[Dataset excerpt]
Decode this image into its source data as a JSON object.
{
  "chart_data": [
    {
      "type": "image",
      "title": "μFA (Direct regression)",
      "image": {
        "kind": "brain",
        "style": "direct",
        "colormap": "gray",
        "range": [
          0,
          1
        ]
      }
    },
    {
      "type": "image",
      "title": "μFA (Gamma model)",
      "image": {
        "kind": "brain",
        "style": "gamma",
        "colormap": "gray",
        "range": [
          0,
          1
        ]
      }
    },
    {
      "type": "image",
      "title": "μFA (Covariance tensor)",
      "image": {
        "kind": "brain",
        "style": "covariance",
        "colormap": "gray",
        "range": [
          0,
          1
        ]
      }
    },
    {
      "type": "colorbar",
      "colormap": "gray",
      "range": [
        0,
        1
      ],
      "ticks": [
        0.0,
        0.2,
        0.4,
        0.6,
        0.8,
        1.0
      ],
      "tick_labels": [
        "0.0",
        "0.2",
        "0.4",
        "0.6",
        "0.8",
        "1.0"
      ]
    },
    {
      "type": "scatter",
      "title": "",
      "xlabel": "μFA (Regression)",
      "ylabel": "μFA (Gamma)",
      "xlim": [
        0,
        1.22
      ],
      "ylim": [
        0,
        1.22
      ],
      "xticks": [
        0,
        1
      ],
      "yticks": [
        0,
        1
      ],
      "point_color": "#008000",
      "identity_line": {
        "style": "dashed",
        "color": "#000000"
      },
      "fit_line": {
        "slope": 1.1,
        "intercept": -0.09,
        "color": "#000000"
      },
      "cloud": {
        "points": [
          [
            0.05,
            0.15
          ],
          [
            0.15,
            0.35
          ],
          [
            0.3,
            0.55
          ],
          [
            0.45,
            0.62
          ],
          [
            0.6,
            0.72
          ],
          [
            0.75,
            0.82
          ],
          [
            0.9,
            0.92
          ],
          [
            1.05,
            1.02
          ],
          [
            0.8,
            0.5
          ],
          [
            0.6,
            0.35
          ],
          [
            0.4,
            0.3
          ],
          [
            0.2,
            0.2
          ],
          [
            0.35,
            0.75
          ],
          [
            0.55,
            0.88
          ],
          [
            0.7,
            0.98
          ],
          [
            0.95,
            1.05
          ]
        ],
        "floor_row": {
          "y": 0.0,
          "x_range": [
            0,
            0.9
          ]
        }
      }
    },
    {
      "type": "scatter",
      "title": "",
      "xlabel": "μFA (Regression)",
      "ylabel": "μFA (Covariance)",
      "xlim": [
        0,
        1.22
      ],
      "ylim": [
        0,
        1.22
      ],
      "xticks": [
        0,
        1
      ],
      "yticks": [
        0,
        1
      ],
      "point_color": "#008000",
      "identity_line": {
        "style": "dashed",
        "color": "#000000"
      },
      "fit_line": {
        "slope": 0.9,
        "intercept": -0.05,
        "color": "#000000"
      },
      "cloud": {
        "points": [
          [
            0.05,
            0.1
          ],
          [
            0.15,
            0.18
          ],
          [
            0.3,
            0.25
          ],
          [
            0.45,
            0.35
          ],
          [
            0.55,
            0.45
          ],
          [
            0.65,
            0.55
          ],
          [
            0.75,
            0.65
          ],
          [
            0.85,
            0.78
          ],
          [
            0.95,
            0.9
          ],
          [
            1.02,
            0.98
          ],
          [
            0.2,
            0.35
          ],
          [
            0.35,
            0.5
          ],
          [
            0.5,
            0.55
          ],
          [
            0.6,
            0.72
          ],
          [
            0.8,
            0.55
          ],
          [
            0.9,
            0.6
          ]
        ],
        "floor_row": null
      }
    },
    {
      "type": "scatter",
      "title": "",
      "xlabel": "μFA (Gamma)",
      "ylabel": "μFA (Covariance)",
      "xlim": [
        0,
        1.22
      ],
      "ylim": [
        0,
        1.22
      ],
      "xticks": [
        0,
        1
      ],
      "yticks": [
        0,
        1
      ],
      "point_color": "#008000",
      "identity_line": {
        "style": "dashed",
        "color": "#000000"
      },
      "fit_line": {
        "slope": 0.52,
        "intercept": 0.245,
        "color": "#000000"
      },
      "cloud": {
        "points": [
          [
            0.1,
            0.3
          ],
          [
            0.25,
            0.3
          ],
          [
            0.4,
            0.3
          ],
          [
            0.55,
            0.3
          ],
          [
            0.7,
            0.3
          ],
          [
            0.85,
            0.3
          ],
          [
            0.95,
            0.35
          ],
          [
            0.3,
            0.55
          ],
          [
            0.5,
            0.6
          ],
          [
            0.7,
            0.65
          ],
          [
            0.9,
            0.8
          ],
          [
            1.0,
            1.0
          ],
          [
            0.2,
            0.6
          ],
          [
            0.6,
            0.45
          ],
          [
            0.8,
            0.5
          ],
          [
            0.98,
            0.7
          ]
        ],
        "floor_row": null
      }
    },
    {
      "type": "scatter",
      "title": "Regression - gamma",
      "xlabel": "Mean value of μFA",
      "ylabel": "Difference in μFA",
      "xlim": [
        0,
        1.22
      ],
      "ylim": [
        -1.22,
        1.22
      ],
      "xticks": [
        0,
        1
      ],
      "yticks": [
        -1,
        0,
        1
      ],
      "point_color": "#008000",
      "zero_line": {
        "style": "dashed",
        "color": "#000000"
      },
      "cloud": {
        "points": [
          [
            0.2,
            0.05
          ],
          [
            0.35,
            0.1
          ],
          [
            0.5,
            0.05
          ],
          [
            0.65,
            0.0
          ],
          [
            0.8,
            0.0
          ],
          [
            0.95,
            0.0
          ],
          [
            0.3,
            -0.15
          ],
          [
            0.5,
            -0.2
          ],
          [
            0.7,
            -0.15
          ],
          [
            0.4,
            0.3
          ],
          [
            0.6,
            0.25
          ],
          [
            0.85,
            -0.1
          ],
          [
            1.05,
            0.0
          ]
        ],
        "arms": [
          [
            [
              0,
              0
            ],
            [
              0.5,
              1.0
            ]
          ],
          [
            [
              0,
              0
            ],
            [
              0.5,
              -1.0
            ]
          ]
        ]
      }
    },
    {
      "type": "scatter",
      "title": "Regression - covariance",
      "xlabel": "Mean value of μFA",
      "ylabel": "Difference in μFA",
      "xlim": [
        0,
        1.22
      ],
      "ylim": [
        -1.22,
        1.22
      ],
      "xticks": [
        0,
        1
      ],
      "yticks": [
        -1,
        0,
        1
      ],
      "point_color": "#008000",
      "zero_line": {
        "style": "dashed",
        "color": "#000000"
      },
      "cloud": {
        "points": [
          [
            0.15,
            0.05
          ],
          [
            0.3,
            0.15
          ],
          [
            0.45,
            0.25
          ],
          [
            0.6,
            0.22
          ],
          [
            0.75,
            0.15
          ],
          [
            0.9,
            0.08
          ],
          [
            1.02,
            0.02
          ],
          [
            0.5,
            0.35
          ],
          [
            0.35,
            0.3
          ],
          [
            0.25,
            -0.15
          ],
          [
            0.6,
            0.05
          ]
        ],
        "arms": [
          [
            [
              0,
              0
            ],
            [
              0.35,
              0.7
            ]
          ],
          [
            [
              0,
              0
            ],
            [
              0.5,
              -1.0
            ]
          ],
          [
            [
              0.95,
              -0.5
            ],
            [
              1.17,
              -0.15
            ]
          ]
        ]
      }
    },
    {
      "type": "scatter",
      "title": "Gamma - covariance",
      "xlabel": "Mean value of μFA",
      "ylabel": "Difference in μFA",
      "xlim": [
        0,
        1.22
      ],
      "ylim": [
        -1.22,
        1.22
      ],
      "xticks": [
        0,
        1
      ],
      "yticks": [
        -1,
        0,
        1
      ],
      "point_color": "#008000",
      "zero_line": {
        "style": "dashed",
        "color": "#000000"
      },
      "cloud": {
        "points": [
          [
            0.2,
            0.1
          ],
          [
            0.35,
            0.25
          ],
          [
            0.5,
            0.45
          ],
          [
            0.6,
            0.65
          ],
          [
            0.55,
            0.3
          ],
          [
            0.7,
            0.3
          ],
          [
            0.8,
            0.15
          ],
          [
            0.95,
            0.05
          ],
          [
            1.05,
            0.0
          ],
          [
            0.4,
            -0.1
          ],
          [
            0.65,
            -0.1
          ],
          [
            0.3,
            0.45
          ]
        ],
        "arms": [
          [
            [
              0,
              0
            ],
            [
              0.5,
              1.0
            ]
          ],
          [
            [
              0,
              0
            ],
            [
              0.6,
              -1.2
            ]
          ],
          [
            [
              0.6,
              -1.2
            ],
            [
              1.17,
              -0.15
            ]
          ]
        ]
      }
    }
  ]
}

SHORT TASK
Filter the data, keeping only the lines that contain "title".

ANSWER
      "title": "μFA (Direct regression)",
      "title": "μFA (Gamma model)",
      "title": "μFA (Covariance tensor)",
      "title": "",
      "title": "",
      "title": "",
      "title": "Regression - gamma",
      "title": "Regression - covariance",
      "title": "Gamma - covariance",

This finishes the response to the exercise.